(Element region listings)
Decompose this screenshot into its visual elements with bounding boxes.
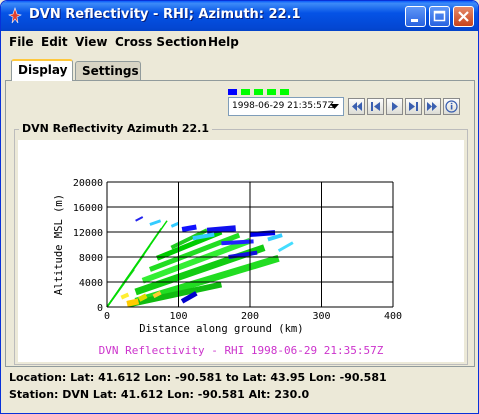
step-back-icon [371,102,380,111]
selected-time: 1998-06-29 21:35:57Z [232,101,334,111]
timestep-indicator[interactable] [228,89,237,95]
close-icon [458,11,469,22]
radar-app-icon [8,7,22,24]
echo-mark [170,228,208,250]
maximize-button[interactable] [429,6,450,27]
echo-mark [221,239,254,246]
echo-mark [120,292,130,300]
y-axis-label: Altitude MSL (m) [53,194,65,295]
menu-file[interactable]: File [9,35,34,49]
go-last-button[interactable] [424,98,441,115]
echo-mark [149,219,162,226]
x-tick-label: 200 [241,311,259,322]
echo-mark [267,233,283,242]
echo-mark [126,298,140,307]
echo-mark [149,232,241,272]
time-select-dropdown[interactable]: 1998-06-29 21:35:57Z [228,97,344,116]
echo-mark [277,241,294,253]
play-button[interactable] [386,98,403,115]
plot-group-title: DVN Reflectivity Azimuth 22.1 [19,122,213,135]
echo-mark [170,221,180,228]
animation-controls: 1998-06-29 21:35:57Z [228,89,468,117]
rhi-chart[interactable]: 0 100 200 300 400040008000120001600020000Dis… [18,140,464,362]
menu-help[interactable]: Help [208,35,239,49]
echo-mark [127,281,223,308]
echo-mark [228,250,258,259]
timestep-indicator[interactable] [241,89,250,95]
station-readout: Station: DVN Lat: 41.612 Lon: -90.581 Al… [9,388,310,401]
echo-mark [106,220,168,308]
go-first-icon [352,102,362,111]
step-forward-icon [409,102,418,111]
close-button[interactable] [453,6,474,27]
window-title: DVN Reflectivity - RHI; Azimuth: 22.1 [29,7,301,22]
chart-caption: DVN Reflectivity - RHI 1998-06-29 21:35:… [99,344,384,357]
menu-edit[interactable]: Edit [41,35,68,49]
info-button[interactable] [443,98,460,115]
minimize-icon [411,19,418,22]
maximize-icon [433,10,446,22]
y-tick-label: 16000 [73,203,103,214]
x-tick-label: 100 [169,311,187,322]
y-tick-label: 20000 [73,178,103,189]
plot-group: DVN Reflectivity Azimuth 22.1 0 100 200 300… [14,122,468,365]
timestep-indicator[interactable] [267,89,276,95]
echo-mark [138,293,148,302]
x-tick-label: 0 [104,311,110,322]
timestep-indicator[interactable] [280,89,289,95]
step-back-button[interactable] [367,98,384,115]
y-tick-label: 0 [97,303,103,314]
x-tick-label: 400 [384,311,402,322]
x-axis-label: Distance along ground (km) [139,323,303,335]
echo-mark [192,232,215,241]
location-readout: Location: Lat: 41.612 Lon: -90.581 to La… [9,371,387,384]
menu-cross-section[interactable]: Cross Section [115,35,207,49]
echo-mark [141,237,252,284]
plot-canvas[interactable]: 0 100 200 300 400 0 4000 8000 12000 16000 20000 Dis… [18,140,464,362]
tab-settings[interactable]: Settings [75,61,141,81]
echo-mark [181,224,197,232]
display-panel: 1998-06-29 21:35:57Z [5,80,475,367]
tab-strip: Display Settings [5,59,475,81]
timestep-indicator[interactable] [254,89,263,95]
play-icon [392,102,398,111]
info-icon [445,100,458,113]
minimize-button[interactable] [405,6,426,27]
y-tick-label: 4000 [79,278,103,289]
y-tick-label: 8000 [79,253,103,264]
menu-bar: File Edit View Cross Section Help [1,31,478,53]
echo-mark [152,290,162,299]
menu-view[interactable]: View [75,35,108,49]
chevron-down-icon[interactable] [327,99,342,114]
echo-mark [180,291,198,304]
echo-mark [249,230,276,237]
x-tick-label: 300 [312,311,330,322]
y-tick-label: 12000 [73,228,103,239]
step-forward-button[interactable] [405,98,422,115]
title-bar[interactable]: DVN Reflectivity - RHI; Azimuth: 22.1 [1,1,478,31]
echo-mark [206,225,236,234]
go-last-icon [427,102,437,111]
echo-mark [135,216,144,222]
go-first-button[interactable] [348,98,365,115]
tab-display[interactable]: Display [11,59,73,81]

**Challenge:** Reproduce the material above verbatim, line by line, omitting any picture.

**Solution for this exercise:**
Decompose this screenshot into its visual elements with bounding boxes.
step-back-icon [371,102,380,111]
selected-time: 1998-06-29 21:35:57Z [232,101,334,111]
timestep-indicator[interactable] [228,89,237,95]
close-icon [458,11,469,22]
radar-app-icon [8,7,22,24]
echo-mark [170,228,208,250]
maximize-button[interactable] [429,6,450,27]
echo-mark [221,239,254,246]
echo-mark [120,292,130,300]
y-axis-label: Altitude MSL (m) [53,194,65,295]
menu-file[interactable]: File [9,35,34,49]
go-last-button[interactable] [424,98,441,115]
echo-mark [149,219,162,226]
x-tick-label: 200 [241,311,259,322]
echo-mark [267,233,283,242]
echo-mark [126,298,140,307]
echo-mark [149,232,241,272]
time-select-dropdown[interactable]: 1998-06-29 21:35:57Z [228,97,344,116]
echo-mark [277,241,294,253]
play-button[interactable] [386,98,403,115]
plot-group-title: DVN Reflectivity Azimuth 22.1 [19,122,213,135]
echo-mark [170,221,180,228]
animation-controls: 1998-06-29 21:35:57Z [228,89,468,117]
rhi-chart[interactable]: 0 100 200 300 400040008000120001600020000Dis… [18,140,464,362]
menu-help[interactable]: Help [208,35,239,49]
echo-mark [127,281,223,308]
echo-mark [228,250,258,259]
timestep-indicator[interactable] [241,89,250,95]
station-readout: Station: DVN Lat: 41.612 Lon: -90.581 Al… [9,388,310,401]
echo-mark [106,220,168,308]
go-first-icon [352,102,362,111]
step-forward-icon [409,102,418,111]
close-button[interactable] [453,6,474,27]
window-title: DVN Reflectivity - RHI; Azimuth: 22.1 [29,7,301,22]
chart-caption: DVN Reflectivity - RHI 1998-06-29 21:35:… [99,344,384,357]
menu-edit[interactable]: Edit [41,35,68,49]
info-button[interactable] [443,98,460,115]
minimize-icon [411,19,418,22]
maximize-icon [433,10,446,22]
y-tick-label: 16000 [73,203,103,214]
x-tick-label: 100 [169,311,187,322]
y-tick-label: 20000 [73,178,103,189]
plot-group: DVN Reflectivity Azimuth 22.1 0 100 200 300… [14,122,468,365]
timestep-indicator[interactable] [267,89,276,95]
echo-mark [138,293,148,302]
x-tick-label: 0 [104,311,110,322]
timestep-indicator[interactable] [280,89,289,95]
step-back-button[interactable] [367,98,384,115]
y-tick-label: 0 [97,303,103,314]
x-tick-label: 400 [384,311,402,322]
x-axis-label: Distance along ground (km) [139,323,303,335]
echo-mark [192,232,215,241]
location-readout: Location: Lat: 41.612 Lon: -90.581 to La… [9,371,387,384]
menu-cross-section[interactable]: Cross Section [115,35,207,49]
echo-mark [141,237,252,284]
plot-canvas[interactable]: 0 100 200 300 400 0 4000 8000 12000 16000 20000 Dis… [18,140,464,362]
tab-settings[interactable]: Settings [75,61,141,81]
echo-mark [181,224,197,232]
display-panel: 1998-06-29 21:35:57Z [5,80,475,367]
tab-strip: Display Settings [5,59,475,81]
timestep-indicator[interactable] [254,89,263,95]
play-icon [392,102,398,111]
info-icon [445,100,458,113]
minimize-button[interactable] [405,6,426,27]
y-tick-label: 4000 [79,278,103,289]
y-tick-label: 8000 [79,253,103,264]
menu-bar: File Edit View Cross Section Help [1,31,478,53]
echo-mark [152,290,162,299]
menu-view[interactable]: View [75,35,108,49]
chevron-down-icon[interactable] [327,99,342,114]
echo-mark [180,291,198,304]
echo-mark [249,230,276,237]
x-tick-label: 300 [312,311,330,322]
y-tick-label: 12000 [73,228,103,239]
step-forward-button[interactable] [405,98,422,115]
title-bar[interactable]: DVN Reflectivity - RHI; Azimuth: 22.1 [1,1,478,31]
echo-mark [206,225,236,234]
go-last-icon [427,102,437,111]
echo-mark [135,216,144,222]
go-first-button[interactable] [348,98,365,115]
tab-display[interactable]: Display [11,59,73,81]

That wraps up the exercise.